# Exercise directions:
Word for word, quote all of the material, omitting the pictures.
══════════════════════════════
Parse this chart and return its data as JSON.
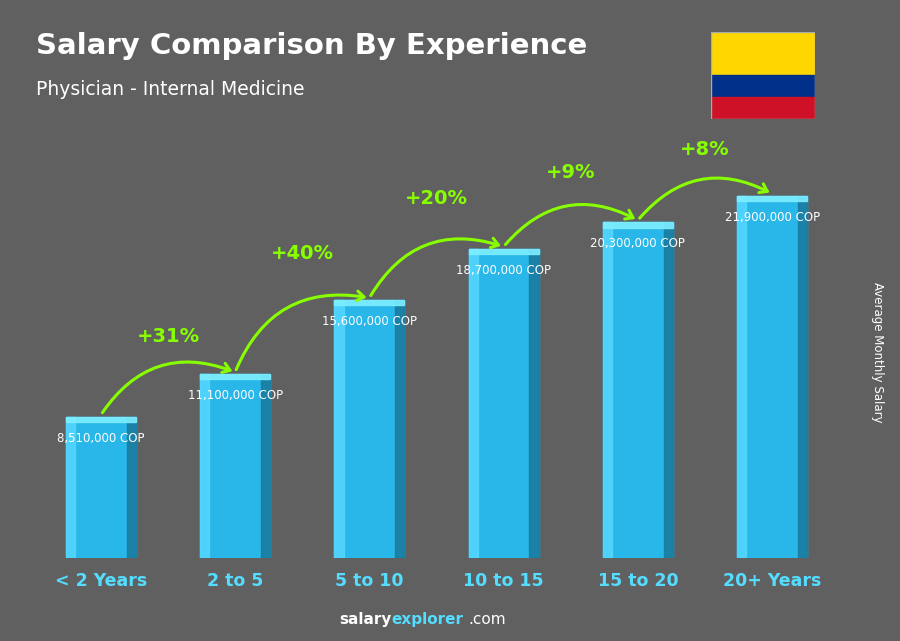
{
  "title": "Salary Comparison By Experience",
  "subtitle": "Physician - Internal Medicine",
  "ylabel": "Average Monthly Salary",
  "categories": [
    "< 2 Years",
    "2 to 5",
    "5 to 10",
    "10 to 15",
    "15 to 20",
    "20+ Years"
  ],
  "values": [
    8510000,
    11100000,
    15600000,
    18700000,
    20300000,
    21900000
  ],
  "value_labels": [
    "8,510,000 COP",
    "11,100,000 COP",
    "15,600,000 COP",
    "18,700,000 COP",
    "20,300,000 COP",
    "21,900,000 COP"
  ],
  "pct_changes": [
    "+31%",
    "+40%",
    "+20%",
    "+9%",
    "+8%"
  ],
  "bar_color_main": "#29b6e8",
  "bar_color_light": "#55d8ff",
  "bar_color_dark": "#1a7ca0",
  "bar_color_top": "#7eeeff",
  "background_color": "#606060",
  "title_color": "#ffffff",
  "subtitle_color": "#ffffff",
  "value_label_color": "#ffffff",
  "pct_color": "#88ff00",
  "arrow_color": "#88ff00",
  "xtick_color": "#55ddff",
  "footer_salary_color": "#ffffff",
  "footer_explorer_color": "#55ddff",
  "footer_com_color": "#ffffff",
  "ylabel_color": "#ffffff",
  "ylim_max": 26000000,
  "bar_width": 0.52,
  "flag_yellow": "#FFD700",
  "flag_blue": "#003087",
  "flag_red": "#CE1126"
}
══════════════════════════════
# Exercise response:
Parse this chart and return its data as JSON.
{
  "title": "Salary Comparison By Experience",
  "subtitle": "Physician - Internal Medicine",
  "ylabel": "Average Monthly Salary",
  "categories": [
    "< 2 Years",
    "2 to 5",
    "5 to 10",
    "10 to 15",
    "15 to 20",
    "20+ Years"
  ],
  "values": [
    8510000,
    11100000,
    15600000,
    18700000,
    20300000,
    21900000
  ],
  "value_labels": [
    "8,510,000 COP",
    "11,100,000 COP",
    "15,600,000 COP",
    "18,700,000 COP",
    "20,300,000 COP",
    "21,900,000 COP"
  ],
  "pct_changes": [
    "+31%",
    "+40%",
    "+20%",
    "+9%",
    "+8%"
  ],
  "bar_color_main": "#29b6e8",
  "bar_color_light": "#55d8ff",
  "bar_color_dark": "#1a7ca0",
  "bar_color_top": "#7eeeff",
  "background_color": "#606060",
  "title_color": "#ffffff",
  "subtitle_color": "#ffffff",
  "value_label_color": "#ffffff",
  "pct_color": "#88ff00",
  "arrow_color": "#88ff00",
  "xtick_color": "#55ddff",
  "footer_salary_color": "#ffffff",
  "footer_explorer_color": "#55ddff",
  "footer_com_color": "#ffffff",
  "ylabel_color": "#ffffff",
  "ylim_max": 26000000,
  "bar_width": 0.52,
  "flag_yellow": "#FFD700",
  "flag_blue": "#003087",
  "flag_red": "#CE1126"
}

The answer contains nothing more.